(Extracted data entries)

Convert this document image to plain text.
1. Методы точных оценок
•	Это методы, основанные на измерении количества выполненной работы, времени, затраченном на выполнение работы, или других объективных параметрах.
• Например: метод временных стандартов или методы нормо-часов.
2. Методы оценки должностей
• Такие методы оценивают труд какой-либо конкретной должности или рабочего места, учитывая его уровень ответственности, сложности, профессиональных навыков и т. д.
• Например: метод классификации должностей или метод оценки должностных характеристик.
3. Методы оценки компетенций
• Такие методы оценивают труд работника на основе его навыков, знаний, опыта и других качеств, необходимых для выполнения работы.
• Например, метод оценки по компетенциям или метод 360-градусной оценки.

▶ [Stated problem] Going through the data above, count the lines where the string "Такие" appears, and answer with only that number.

▶ [The solution] 2